| PROBLEM REQUIREMENTS |
Exclude all pictures, then copy each of the records exactly as written.

Lines of data:
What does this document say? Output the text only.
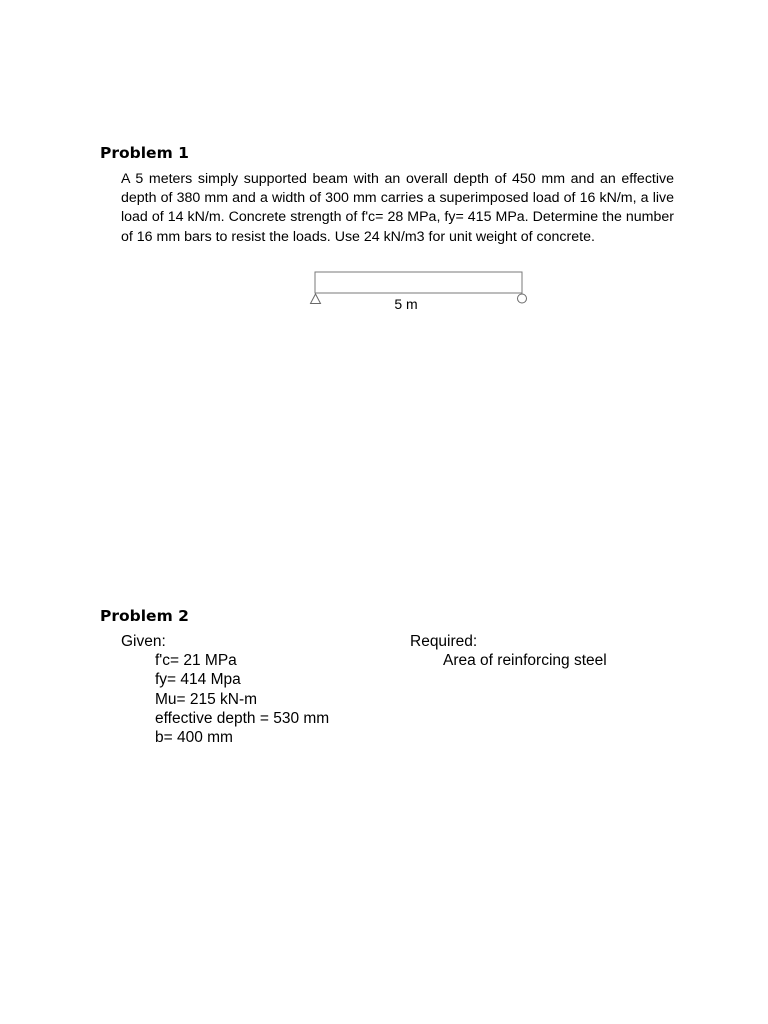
Problem 1

A 5 meters simply supported beam with an overall depth of 450 mm and an effective depth of 380 mm and a width of 300 mm carries a superimposed load of 16 kN/m, a live load of 14 kN/m. Concrete strength of f'c= 28 MPa, fy= 415 MPa. Determine the number of 16 mm bars to resist the loads. Use 24 kN/m3 for unit weight of concrete.

5 m
Problem 2
Given:
f'c= 21 MPa
fy= 414 Mpa
Mu= 215 kN-m
effective depth = 530 mm
b= 400 mm
Required:
Area of reinforcing steel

| ANSWER BELOW |
What does this document say? Output the text only.
Problem 1

A 5 meters simply supported beam with an overall depth of 450 mm and an effective depth of 380 mm and a width of 300 mm carries a superimposed load of 16 kN/m, a live load of 14 kN/m. Concrete strength of f'c= 28 MPa, fy= 415 MPa. Determine the number of 16 mm bars to resist the loads. Use 24 kN/m3 for unit weight of concrete.

5 m
Problem 2
Given:
f'c= 21 MPa
fy= 414 Mpa
Mu= 215 kN-m
effective depth = 530 mm
b= 400 mm
Required:
Area of reinforcing steel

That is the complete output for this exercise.